### WORK REQUIRED
For each line in the data below that holds "true", return a copy.

--- Start MATERIAL PROVIDED ---

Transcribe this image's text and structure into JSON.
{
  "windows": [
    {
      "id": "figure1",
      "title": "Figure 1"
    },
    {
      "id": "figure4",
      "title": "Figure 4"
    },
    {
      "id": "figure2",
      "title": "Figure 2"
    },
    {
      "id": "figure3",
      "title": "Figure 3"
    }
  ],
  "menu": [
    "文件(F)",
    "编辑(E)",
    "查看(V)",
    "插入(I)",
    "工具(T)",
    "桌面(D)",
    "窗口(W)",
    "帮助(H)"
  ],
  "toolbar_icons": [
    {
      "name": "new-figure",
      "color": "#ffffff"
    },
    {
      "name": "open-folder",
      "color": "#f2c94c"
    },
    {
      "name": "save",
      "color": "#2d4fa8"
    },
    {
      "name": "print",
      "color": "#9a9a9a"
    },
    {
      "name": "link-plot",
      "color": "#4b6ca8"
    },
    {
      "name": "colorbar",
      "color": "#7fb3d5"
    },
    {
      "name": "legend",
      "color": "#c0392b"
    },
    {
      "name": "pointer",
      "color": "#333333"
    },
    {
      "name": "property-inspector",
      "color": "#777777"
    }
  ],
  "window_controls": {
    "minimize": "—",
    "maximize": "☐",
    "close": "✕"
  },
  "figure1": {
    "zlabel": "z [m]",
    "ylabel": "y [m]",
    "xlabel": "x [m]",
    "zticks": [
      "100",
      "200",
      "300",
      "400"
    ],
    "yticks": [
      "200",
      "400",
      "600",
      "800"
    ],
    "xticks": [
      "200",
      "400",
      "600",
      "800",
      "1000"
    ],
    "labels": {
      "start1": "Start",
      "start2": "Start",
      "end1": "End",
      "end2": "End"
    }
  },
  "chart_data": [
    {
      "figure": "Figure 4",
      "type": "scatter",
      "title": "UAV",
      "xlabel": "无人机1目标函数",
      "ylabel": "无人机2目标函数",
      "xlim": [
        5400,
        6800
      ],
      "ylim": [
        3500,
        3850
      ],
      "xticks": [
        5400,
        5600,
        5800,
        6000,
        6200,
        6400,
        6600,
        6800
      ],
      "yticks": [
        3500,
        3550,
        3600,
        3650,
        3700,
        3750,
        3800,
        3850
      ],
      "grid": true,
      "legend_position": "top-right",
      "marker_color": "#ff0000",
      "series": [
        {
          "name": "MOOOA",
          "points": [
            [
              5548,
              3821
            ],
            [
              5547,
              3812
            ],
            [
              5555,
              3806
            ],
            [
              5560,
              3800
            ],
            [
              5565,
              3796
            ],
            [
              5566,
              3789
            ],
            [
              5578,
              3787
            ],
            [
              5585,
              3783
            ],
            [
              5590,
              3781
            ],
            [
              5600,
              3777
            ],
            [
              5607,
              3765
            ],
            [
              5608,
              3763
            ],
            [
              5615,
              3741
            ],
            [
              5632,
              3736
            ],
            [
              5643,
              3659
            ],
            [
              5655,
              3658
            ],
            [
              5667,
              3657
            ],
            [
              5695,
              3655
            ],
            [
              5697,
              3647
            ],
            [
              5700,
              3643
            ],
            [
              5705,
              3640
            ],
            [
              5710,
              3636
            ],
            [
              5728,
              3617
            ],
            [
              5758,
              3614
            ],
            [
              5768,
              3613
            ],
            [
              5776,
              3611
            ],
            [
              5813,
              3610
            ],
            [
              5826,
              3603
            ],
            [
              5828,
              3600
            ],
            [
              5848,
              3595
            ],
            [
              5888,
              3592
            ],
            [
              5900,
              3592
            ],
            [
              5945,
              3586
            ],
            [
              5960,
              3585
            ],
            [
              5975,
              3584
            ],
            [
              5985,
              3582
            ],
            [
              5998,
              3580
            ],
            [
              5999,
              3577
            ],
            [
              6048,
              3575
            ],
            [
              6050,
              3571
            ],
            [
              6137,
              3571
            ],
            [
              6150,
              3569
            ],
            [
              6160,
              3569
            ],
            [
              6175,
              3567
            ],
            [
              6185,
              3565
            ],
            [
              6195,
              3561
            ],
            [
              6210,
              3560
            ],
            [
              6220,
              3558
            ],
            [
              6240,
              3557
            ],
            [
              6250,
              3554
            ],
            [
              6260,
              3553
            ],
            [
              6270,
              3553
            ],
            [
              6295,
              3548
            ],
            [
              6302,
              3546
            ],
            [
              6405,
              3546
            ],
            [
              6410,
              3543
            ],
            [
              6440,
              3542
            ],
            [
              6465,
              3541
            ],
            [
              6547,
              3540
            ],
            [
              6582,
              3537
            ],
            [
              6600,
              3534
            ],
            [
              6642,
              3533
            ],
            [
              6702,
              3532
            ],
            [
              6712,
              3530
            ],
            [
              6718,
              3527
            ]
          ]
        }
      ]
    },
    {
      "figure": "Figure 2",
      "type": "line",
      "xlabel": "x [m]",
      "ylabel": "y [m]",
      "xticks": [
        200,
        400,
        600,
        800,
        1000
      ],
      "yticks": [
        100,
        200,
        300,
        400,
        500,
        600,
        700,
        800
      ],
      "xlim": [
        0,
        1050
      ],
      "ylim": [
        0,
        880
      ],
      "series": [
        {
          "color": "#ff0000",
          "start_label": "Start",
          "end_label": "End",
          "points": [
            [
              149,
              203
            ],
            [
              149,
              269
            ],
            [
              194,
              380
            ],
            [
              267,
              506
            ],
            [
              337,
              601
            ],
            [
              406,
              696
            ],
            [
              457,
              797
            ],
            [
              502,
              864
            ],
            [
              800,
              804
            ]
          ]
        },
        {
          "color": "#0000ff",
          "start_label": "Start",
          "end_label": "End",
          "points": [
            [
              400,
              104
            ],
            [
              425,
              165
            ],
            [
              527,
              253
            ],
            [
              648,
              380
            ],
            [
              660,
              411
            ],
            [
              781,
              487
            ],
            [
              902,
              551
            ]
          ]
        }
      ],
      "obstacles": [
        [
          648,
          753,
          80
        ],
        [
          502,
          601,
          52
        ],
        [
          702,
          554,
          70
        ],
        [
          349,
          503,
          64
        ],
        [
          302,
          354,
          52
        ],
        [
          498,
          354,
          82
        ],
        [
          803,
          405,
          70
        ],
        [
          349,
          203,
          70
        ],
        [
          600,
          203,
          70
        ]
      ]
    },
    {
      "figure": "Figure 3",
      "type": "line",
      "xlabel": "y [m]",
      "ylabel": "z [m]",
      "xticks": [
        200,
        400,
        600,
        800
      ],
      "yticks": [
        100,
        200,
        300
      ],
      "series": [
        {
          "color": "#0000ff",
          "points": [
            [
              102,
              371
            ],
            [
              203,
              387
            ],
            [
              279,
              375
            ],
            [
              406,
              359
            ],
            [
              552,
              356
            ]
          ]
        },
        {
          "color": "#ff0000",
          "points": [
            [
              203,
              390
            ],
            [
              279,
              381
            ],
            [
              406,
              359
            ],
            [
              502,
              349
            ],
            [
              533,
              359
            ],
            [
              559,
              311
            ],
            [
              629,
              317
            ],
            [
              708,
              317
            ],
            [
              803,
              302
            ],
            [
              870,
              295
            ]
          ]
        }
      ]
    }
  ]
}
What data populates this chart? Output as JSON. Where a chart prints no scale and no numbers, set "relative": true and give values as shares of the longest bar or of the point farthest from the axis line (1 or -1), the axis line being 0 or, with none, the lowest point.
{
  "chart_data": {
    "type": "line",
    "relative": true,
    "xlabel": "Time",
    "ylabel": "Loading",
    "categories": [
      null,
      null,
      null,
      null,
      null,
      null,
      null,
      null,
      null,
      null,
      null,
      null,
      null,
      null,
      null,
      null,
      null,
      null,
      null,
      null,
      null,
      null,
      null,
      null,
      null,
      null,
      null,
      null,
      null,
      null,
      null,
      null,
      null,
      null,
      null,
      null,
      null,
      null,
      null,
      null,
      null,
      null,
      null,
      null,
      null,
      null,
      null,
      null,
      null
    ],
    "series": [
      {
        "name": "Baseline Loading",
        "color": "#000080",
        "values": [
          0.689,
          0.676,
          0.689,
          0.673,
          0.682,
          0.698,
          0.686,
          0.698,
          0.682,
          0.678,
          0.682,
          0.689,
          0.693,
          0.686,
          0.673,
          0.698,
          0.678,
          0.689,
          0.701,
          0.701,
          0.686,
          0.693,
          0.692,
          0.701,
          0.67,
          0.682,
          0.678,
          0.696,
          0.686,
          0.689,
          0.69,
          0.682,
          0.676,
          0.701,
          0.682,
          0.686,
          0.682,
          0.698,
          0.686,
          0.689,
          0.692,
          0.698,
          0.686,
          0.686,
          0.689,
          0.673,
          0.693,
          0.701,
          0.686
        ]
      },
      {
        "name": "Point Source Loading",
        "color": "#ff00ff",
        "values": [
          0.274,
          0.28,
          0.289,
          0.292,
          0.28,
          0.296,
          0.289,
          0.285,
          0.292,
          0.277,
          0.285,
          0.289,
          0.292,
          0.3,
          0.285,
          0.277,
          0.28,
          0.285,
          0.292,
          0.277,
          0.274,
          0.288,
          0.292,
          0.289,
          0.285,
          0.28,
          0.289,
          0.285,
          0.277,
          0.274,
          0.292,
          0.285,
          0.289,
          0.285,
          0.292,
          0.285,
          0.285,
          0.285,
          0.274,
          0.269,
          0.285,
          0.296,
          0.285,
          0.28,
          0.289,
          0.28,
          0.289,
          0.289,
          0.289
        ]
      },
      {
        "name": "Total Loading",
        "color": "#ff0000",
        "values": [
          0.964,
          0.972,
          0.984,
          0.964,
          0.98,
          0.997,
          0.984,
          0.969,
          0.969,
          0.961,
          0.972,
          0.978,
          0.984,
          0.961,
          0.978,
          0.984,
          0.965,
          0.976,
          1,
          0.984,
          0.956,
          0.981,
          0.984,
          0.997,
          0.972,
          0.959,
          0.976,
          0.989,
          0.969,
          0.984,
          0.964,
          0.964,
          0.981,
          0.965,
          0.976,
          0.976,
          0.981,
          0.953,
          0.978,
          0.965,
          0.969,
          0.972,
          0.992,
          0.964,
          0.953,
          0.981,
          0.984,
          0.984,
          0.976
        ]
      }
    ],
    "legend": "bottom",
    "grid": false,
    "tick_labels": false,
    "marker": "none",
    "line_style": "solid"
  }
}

--- End MATERIAL PROVIDED ---

### REPLY TO THE TASK
      "grid": true,
What data populates this chart? Output as JSON. Where a chart prints no scale and no numbers, set "relative": true and give values as shares of the longest bar or of the point farthest from the axis line (1 or -1), the axis line being 0 or, with none, the lowest point.
    "relative": true,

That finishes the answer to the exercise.